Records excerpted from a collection
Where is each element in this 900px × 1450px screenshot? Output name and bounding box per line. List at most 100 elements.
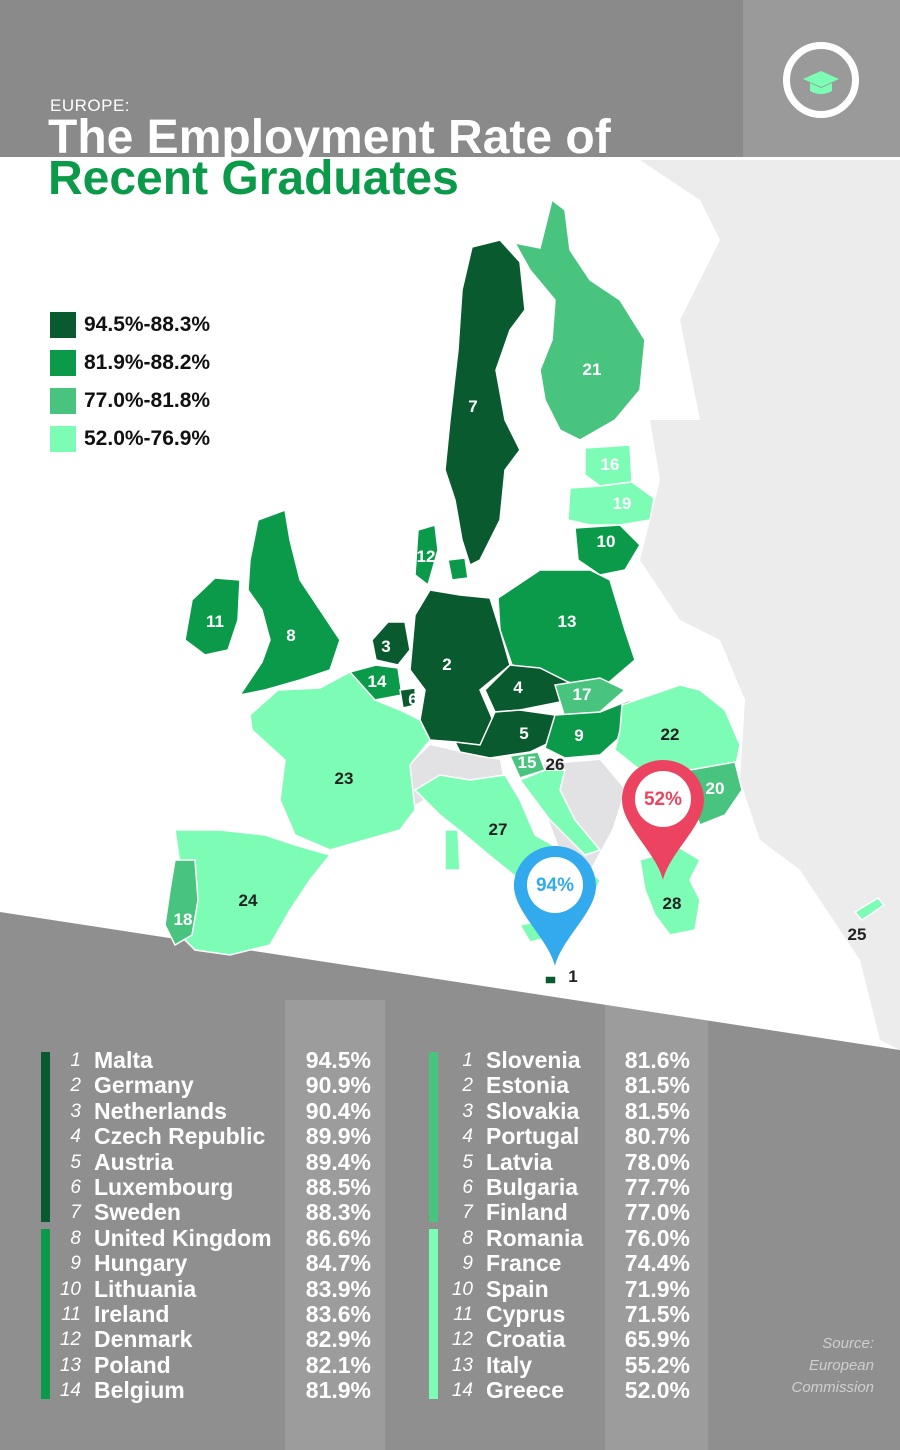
employment-rate: 52.0%: [624, 1377, 690, 1404]
map-label-romania: 22: [660, 725, 680, 744]
map-label-denmark: 12: [416, 547, 436, 566]
pin-marker-red: [622, 760, 704, 880]
rank-number: 13: [59, 1354, 81, 1376]
country-portugal: [164, 859, 199, 947]
employment-rate: 71.9%: [624, 1275, 690, 1302]
source-name-line2: Commission: [791, 1379, 874, 1396]
source-note: Source: European Commission: [770, 1333, 874, 1399]
country-name: Hungary: [94, 1250, 188, 1277]
ranking-row: 10 Spain 71.9%: [435, 1275, 691, 1302]
title-line-1: The Employment Rate of: [48, 112, 611, 157]
rank-number: 8: [462, 1227, 473, 1249]
country-lithuania: [574, 524, 641, 576]
rank-number: 9: [462, 1253, 473, 1275]
rankings-table-right: 1 Slovenia 81.6% 2 Estonia 81.5% 3 Slovakia 81.5…: [435, 1047, 691, 1404]
ranking-row: 2 Estonia 81.5%: [435, 1072, 691, 1099]
legend-swatch: [50, 312, 76, 338]
map-label-croatia: 26: [545, 755, 565, 774]
employment-rate: 88.5%: [305, 1173, 371, 1200]
ranking-row: 13 Italy 55.2%: [435, 1351, 691, 1378]
employment-rate: 55.2%: [624, 1351, 690, 1378]
rank-number: 2: [462, 1075, 473, 1097]
map-label-sweden: 7: [468, 397, 478, 416]
ranking-row: 3 Netherlands 90.4%: [43, 1097, 373, 1124]
country-name: Belgium: [94, 1377, 185, 1404]
rank-number: 13: [451, 1354, 473, 1376]
map-label-hungary: 9: [574, 726, 584, 745]
country-name: Croatia: [486, 1326, 566, 1353]
tier-bar-3: [429, 1052, 438, 1222]
ranking-row: 9 France 74.4%: [435, 1250, 691, 1276]
rankings-table-left: 1 Malta 94.5% 2 Germany 90.9% 3 Netherlands 90.4…: [43, 1047, 373, 1404]
rank-number: 3: [462, 1100, 473, 1122]
ranking-row: 4 Portugal 80.7%: [435, 1123, 691, 1150]
legend-swatch: [50, 350, 76, 376]
ranking-row: 8 Romania 76.0%: [435, 1224, 691, 1251]
employment-rate: 84.7%: [305, 1250, 371, 1277]
rank-number: 14: [451, 1380, 473, 1402]
country-united-kingdom: [238, 508, 341, 697]
country-slovakia: [554, 677, 627, 719]
rank-number: 10: [451, 1278, 473, 1300]
employment-rate: 81.6%: [624, 1047, 690, 1073]
country-name: United Kingdom: [94, 1224, 272, 1251]
employment-rate: 71.5%: [624, 1300, 690, 1327]
ranking-row: 5 Austria 89.4%: [43, 1149, 373, 1175]
country-name: Czech Republic: [94, 1123, 266, 1150]
tier-bar-4: [429, 1229, 438, 1399]
rank-number: 14: [59, 1380, 81, 1402]
employment-rate: 89.9%: [305, 1123, 371, 1150]
country-name: Portugal: [486, 1123, 580, 1150]
country-name: Spain: [486, 1275, 549, 1302]
country-name: Malta: [94, 1047, 153, 1073]
country-name: Greece: [486, 1377, 565, 1404]
ranking-row: 1 Malta 94.5%: [43, 1047, 373, 1073]
country-name: Estonia: [486, 1072, 570, 1099]
legend-swatch: [50, 426, 76, 452]
employment-rate: 90.4%: [305, 1097, 371, 1124]
ranking-row: 6 Luxembourg 88.5%: [43, 1173, 373, 1200]
country-latvia: [567, 481, 655, 526]
logo: [783, 42, 859, 118]
map-label-slovakia: 17: [572, 685, 592, 704]
map-label-greece: 28: [662, 894, 682, 913]
map-label-czech-republic: 4: [513, 678, 523, 697]
rank-number: 11: [453, 1303, 473, 1325]
employment-rate: 86.6%: [305, 1224, 371, 1251]
pin-label-red: 52%: [643, 789, 683, 810]
map-label-bulgaria: 20: [705, 779, 725, 798]
ranking-row: 3 Slovakia 81.5%: [435, 1097, 691, 1124]
map-label-portugal: 18: [173, 910, 193, 929]
tier-bar-2: [41, 1229, 50, 1399]
tier-bar-1: [41, 1052, 50, 1222]
map-label-belgium: 14: [367, 672, 387, 691]
pin-label-blue: 94%: [535, 875, 575, 896]
legend-label: 81.9%-88.2%: [84, 351, 211, 374]
map-label-austria: 5: [519, 724, 529, 743]
map-label-slovenia: 15: [517, 753, 537, 772]
country-name: Denmark: [94, 1326, 193, 1353]
map-label-luxembourg: 6: [408, 690, 418, 709]
ranking-row: 4 Czech Republic 89.9%: [43, 1123, 373, 1150]
legend: 94.5%-88.3% 81.9%-88.2% 77.0%-81.8% 52.0…: [50, 306, 210, 458]
rank-number: 4: [462, 1126, 473, 1148]
title-line-2: Recent Graduates: [48, 152, 459, 205]
country-name: Romania: [486, 1224, 584, 1251]
eyebrow: EUROPE:: [50, 96, 131, 115]
legend-item: 52.0%-76.9%: [50, 420, 210, 458]
country-sweden: [444, 239, 526, 567]
country-name: Sweden: [94, 1199, 181, 1226]
map-label-malta: 1: [568, 967, 578, 986]
legend-item: 81.9%-88.2%: [50, 344, 210, 382]
country-netherlands: [371, 621, 411, 666]
country-name: Slovakia: [486, 1097, 580, 1124]
employment-rate: 77.7%: [624, 1173, 690, 1200]
employment-rate: 88.3%: [305, 1199, 371, 1226]
ranking-row: 14 Belgium 81.9%: [43, 1377, 373, 1404]
country-name: Finland: [486, 1199, 568, 1226]
rank-number: 7: [70, 1202, 81, 1224]
country-name: Germany: [94, 1072, 194, 1099]
rank-number: 1: [70, 1050, 81, 1071]
map-label-lithuania: 10: [596, 532, 616, 551]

**Task description:** List each line in the records above that contains the string "lithuania". Case counts.

**Solution for this task:**
country-lithuania: [574, 524, 641, 576]
map-label-lithuania: 10: [596, 532, 616, 551]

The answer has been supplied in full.